▶ _WHAT TO WORK ON_
Can you write out the whole listing exactly?

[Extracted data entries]
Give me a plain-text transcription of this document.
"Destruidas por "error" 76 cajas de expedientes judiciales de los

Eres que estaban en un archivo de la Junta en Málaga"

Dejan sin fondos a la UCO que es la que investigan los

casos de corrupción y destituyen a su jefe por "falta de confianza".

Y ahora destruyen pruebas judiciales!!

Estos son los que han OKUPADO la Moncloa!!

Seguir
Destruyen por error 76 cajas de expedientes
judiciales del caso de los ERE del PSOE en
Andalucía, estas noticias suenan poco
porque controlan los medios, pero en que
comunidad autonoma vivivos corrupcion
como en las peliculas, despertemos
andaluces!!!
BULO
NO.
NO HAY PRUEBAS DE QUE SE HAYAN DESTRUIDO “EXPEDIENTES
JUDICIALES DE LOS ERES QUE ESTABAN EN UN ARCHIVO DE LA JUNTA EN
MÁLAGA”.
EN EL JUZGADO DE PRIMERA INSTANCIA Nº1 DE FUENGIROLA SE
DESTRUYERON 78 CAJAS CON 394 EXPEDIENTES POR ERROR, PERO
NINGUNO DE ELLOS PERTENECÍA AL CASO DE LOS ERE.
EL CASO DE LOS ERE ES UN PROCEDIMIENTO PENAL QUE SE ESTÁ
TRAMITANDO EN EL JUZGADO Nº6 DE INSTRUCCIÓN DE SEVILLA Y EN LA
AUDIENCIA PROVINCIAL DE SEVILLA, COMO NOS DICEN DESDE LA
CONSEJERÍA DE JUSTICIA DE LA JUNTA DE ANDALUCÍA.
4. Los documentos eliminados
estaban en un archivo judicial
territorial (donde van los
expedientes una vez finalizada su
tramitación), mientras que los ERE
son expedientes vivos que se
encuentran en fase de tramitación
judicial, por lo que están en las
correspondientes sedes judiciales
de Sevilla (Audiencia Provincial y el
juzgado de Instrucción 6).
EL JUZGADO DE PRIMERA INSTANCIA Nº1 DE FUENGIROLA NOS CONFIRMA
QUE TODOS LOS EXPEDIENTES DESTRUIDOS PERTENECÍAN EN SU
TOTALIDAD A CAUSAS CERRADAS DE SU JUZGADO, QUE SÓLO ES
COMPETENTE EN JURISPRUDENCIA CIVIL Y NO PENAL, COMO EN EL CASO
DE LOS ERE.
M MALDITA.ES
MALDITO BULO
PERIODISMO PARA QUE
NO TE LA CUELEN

▶ _WRITTEN RESPONSE_
Give me a plain-text transcription of this document.
"Destruidas por "error" 76 cajas de expedientes judiciales de los

Eres que estaban en un archivo de la Junta en Málaga"

Dejan sin fondos a la UCO que es la que investigan los

casos de corrupción y destituyen a su jefe por "falta de confianza".

Y ahora destruyen pruebas judiciales!!

Estos son los que han OKUPADO la Moncloa!!

Seguir
Destruyen por error 76 cajas de expedientes
judiciales del caso de los ERE del PSOE en
Andalucía, estas noticias suenan poco
porque controlan los medios, pero en que
comunidad autonoma vivivos corrupcion
como en las peliculas, despertemos
andaluces!!!
BULO
NO.
NO HAY PRUEBAS DE QUE SE HAYAN DESTRUIDO “EXPEDIENTES
JUDICIALES DE LOS ERES QUE ESTABAN EN UN ARCHIVO DE LA JUNTA EN
MÁLAGA”.
EN EL JUZGADO DE PRIMERA INSTANCIA Nº1 DE FUENGIROLA SE
DESTRUYERON 78 CAJAS CON 394 EXPEDIENTES POR ERROR, PERO
NINGUNO DE ELLOS PERTENECÍA AL CASO DE LOS ERE.
EL CASO DE LOS ERE ES UN PROCEDIMIENTO PENAL QUE SE ESTÁ
TRAMITANDO EN EL JUZGADO Nº6 DE INSTRUCCIÓN DE SEVILLA Y EN LA
AUDIENCIA PROVINCIAL DE SEVILLA, COMO NOS DICEN DESDE LA
CONSEJERÍA DE JUSTICIA DE LA JUNTA DE ANDALUCÍA.
4. Los documentos eliminados
estaban en un archivo judicial
territorial (donde van los
expedientes una vez finalizada su
tramitación), mientras que los ERE
son expedientes vivos que se
encuentran en fase de tramitación
judicial, por lo que están en las
correspondientes sedes judiciales
de Sevilla (Audiencia Provincial y el
juzgado de Instrucción 6).
EL JUZGADO DE PRIMERA INSTANCIA Nº1 DE FUENGIROLA NOS CONFIRMA
QUE TODOS LOS EXPEDIENTES DESTRUIDOS PERTENECÍAN EN SU
TOTALIDAD A CAUSAS CERRADAS DE SU JUZGADO, QUE SÓLO ES
COMPETENTE EN JURISPRUDENCIA CIVIL Y NO PENAL, COMO EN EL CASO
DE LOS ERE.
M MALDITA.ES
MALDITO BULO
PERIODISMO PARA QUE
NO TE LA CUELEN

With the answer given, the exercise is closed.